== Selected excerpt ==
════════════════════

This is me, measuring species of focus for this survey. Afterward, we bag and freeze those needed for further analysis back on land, and the rest get washed back to sea.
Electronic caliper used to measure the specimens. It has a USB cable that connects to the computer and immediately records data into a spreadsheet.
This data sheet is a record of all the measured species from our catches.
So far this is our routine. Tonight, we had a break from trawling as we transit up to Davenport, just North of Santa Cruz. The current conditions are not favorable for trawling, so we will get back to work tomorrow evening. While we take it easy, our NOAA officers navigate the ship up the coast. I had the opportunity to speak to our Executive Officer (XO), Lieutenant Commander Emily Rose.
How did you come to work for NOAA?
I went to the University of Hawaii and got my degree in Meteorology. From there, my friend referred me to someone who currently worked in the NOAA Corps. The things she told me about the job piqued my interests, so I applied. I was selected in 2008. There was a 5-month training period, and then I was stationed in Hawaii on the Ka’imimoana, a ship that has since been decommissioned. I was sent to Santa Rosa, CA to work for National Marine Fisheries Service (NMFS) during my first land assignment, then I became the Operations Officer aboard the Okeanos Explorer. Before I joined the Reuben Lasker, I was stationed at the National Centers for Environmental Information (NCEI) in Boulder, CO for 2 years.
Since you have a degree in Meteorology, do you get to use what you’ve learned for your current position?
Every time I’ve been on a ship, I’ve been the defacto weather officer. On the Reuben Lasker, I haven’t had to do too much with weather so far, but on other assignments I’ve done weather presentations and helped others like the CO (commanding officer) interpret weather patterns, and just to provide information to those who are interested in learning. It’s is not a career in Meteorology, but having a degree in a science that relates to what NOAA is beneficial. You use critical thinking skills throughout the job. If there is a challenge, you can come up with a solution. You also have math and physics, and a basic understanding of how things work. All these things help make operations successful.
What is the most important part of your job now?
The most important part of my job is to manage the ship’s crew. I make sure they are put first. I manage their time and attendance, their pay, their leave time, any personnel issues, etc. Anything they need, I am there for them. They are the reason we (the ship) are successful.

════════════════════

== Extracted material ==

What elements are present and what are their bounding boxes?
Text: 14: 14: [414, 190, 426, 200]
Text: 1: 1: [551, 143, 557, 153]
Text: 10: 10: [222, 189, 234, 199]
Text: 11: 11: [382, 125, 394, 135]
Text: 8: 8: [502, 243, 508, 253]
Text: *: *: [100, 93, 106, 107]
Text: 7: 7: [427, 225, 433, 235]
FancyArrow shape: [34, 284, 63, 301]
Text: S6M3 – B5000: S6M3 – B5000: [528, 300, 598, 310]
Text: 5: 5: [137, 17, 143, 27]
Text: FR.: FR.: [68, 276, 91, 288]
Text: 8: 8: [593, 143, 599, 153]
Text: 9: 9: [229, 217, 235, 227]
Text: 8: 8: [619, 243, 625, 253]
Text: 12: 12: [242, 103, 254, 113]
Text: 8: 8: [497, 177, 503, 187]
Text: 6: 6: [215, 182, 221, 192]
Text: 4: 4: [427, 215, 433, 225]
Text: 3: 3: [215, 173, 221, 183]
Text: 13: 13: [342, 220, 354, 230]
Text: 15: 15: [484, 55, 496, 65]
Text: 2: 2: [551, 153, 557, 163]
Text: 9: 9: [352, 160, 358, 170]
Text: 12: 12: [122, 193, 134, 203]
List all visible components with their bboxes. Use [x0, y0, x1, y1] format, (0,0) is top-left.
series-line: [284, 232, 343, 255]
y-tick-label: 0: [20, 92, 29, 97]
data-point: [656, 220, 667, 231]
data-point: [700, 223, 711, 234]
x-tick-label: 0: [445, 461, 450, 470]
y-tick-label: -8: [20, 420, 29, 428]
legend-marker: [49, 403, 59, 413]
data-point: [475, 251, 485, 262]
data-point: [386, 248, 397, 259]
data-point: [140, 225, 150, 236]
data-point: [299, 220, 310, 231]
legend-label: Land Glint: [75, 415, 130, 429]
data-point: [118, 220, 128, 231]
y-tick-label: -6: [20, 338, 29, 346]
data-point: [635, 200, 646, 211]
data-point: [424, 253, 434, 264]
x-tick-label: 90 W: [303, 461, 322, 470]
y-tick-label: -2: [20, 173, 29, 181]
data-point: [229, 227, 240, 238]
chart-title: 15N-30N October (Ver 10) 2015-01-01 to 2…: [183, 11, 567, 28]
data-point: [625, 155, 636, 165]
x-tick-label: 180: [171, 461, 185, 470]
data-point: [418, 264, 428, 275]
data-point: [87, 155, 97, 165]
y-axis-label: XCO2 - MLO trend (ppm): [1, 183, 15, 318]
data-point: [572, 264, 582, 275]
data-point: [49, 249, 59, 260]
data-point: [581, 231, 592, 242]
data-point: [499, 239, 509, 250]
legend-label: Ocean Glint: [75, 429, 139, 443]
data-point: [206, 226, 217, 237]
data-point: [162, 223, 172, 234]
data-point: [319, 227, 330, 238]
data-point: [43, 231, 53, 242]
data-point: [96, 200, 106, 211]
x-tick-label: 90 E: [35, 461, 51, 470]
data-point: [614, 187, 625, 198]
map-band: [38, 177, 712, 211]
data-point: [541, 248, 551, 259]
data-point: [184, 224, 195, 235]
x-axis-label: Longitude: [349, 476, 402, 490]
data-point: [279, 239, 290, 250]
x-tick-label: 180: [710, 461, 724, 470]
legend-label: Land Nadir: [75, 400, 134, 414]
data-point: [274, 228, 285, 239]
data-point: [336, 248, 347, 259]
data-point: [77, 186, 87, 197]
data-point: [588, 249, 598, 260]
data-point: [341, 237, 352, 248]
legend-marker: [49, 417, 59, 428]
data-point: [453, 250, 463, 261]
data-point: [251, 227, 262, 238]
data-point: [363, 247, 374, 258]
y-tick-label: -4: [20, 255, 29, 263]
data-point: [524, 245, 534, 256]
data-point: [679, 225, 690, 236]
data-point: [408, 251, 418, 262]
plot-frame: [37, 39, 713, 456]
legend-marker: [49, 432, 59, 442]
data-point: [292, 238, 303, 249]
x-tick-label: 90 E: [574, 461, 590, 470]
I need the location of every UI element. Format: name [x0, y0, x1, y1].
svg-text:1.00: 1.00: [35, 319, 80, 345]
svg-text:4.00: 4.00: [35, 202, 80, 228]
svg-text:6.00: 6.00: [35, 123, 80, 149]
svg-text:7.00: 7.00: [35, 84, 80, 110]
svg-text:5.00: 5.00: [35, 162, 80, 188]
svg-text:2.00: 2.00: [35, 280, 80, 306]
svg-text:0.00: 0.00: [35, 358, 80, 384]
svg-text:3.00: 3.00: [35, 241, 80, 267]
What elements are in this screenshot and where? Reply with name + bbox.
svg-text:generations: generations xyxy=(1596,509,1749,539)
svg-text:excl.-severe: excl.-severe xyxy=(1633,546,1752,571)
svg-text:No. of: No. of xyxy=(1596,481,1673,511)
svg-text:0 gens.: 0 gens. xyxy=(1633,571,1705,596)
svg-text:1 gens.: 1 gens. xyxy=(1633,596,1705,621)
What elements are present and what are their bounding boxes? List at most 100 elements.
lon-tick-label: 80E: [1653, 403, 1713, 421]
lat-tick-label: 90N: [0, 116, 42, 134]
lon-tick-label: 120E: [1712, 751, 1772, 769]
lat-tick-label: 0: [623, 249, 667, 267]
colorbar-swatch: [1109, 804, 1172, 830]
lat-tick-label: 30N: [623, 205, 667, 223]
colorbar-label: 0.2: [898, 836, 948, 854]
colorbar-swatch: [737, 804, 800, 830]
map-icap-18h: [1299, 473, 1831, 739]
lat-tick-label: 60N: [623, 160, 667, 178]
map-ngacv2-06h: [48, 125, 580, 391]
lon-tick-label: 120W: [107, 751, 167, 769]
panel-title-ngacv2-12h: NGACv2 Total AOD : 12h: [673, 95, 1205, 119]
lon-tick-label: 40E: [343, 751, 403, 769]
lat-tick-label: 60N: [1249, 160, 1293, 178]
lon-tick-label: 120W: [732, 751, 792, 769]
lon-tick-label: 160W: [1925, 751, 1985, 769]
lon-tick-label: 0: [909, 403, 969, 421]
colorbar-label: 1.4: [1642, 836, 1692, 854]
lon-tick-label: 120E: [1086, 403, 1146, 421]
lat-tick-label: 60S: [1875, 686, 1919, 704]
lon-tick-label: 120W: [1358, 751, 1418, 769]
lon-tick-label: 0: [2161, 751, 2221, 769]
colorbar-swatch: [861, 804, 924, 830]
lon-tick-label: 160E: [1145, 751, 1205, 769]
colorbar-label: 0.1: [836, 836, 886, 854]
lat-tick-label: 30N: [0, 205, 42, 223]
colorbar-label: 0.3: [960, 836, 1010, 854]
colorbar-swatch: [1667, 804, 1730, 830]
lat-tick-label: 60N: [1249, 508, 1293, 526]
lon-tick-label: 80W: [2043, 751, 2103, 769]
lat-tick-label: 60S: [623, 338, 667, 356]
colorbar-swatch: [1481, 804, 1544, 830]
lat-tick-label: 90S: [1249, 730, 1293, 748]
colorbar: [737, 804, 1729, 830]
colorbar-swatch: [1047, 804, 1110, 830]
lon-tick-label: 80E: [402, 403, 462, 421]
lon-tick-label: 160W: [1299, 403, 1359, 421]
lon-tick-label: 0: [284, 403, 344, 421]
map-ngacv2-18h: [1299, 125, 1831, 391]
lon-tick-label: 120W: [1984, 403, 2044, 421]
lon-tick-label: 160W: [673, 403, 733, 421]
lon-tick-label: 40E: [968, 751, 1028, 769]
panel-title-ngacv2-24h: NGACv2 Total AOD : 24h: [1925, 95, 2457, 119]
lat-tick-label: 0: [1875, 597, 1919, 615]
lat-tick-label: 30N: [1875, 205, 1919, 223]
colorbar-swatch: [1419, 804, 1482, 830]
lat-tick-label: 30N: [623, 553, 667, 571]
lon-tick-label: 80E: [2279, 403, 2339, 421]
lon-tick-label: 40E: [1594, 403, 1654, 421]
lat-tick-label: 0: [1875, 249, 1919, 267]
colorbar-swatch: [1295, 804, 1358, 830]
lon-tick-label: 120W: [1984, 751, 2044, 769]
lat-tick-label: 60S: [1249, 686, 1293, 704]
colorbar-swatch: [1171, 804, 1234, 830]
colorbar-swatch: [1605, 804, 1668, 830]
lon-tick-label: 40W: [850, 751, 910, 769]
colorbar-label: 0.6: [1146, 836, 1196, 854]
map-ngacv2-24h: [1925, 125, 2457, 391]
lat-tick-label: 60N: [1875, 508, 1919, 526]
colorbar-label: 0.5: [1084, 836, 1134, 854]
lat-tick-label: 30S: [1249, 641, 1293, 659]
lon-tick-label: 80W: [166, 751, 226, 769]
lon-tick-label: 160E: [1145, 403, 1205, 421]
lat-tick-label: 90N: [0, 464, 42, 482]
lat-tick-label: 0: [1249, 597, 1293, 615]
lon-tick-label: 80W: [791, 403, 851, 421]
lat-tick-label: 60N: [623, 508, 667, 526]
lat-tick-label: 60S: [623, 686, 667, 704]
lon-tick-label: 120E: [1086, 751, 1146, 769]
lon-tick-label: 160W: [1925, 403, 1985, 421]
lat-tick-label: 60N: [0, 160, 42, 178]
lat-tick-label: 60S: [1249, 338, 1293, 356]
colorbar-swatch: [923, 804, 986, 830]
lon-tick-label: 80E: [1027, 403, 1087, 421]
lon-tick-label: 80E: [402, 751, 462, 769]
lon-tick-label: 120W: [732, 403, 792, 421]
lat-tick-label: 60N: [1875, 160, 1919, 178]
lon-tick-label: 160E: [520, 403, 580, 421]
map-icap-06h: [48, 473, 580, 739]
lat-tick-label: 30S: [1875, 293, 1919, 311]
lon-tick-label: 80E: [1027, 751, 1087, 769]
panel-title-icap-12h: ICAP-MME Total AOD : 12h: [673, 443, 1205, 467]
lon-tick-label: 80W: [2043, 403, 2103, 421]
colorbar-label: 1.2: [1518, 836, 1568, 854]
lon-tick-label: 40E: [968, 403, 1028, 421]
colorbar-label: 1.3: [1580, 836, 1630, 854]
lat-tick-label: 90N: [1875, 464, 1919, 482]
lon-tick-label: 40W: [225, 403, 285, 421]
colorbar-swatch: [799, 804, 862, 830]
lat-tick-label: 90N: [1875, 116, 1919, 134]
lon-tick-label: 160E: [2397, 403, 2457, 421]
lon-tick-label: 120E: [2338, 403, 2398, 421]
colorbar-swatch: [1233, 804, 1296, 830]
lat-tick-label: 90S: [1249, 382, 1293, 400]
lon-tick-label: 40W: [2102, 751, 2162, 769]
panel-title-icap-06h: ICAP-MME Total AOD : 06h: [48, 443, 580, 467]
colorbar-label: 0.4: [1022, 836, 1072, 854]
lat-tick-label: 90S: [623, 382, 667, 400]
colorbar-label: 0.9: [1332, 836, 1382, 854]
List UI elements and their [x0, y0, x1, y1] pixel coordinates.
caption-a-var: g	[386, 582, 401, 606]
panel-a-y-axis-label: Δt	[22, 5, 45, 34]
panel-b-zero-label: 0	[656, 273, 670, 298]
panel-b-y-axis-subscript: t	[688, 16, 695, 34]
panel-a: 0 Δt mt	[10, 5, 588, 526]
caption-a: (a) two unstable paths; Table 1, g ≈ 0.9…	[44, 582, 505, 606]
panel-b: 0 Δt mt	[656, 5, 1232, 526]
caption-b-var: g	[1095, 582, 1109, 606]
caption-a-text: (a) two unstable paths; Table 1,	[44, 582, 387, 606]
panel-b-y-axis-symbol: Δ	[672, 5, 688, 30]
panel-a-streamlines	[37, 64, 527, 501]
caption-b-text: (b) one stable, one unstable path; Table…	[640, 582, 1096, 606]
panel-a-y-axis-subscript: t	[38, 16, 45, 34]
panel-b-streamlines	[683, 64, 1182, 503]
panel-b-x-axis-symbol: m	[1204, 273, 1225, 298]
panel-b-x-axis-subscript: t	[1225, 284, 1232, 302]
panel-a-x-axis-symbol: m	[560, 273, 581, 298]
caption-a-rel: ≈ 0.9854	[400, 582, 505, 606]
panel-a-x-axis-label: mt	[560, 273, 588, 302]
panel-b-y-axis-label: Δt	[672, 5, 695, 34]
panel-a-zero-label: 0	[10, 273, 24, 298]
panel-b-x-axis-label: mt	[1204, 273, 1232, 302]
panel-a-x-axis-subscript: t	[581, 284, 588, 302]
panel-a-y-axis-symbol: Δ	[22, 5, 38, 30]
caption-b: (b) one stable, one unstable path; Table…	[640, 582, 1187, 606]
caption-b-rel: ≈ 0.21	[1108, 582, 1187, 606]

════════════════════

== About this task ==
Continue the account of the trawl survey and the interview with Lieutenant Commander Emily Rose from the point where it ends.

== Response to this exercise ==
What is your favorite part of your job?
All of it! The variety. My job changes from day to day; there are new challenges each day. The variety makes it interesting.
What tool is the most important for you to do your job?
For me I would not be able to do a good job if I did not have a positive attitude. Sometimes we are faced with challenges that are not easy to fix without support and understanding. Having a positive attitude helps me get through it and helps others around me.
I also think it is important to be open-minded and be willing to try new things. There is a lot that we deal with that some have never dealt with before. Having an inquisitive mind and ability to be ready for anything are important.
When you applied for NOAA, did you know this is what you wanted to do?
Yes. Once I applied, I thought it would be pretty cool. I was also thinking about being a math teacher, or to pursue weather in the air force. I’m glad I didn’t because I get to do a whole lot more here than I would if I were in an air force weather center. Once the application process got rolling, and then I got an interview, I thought “Yeah, this is what I want to do.”
Was there something you found surprising about your job when you started?
There were a lot of surprises! You always have an idea of what you expect, but once we all got together for training, we learned something new every day. Some of us had never been on a ship before, some have never driven a small boat, some have never done any charting. And I still feel like I learn something new each day. Everybody that I’m around has a different background and experience, so it’s fun to learn from them.
If you weren’t working for NOAA, what would you be doing now?
I don’t think I would be doing something else. I don’t feel like I’ve missed out on something. In fact, I tell people all the time about what they are missing! I’ve got to do more in this job than I ever thought I would. I’ve been all over the world, included places like Western Samoa, The French Marquesas, and the Marshall Islands.
If you were give advice to a young person considering a NOAA career, what would you recommend?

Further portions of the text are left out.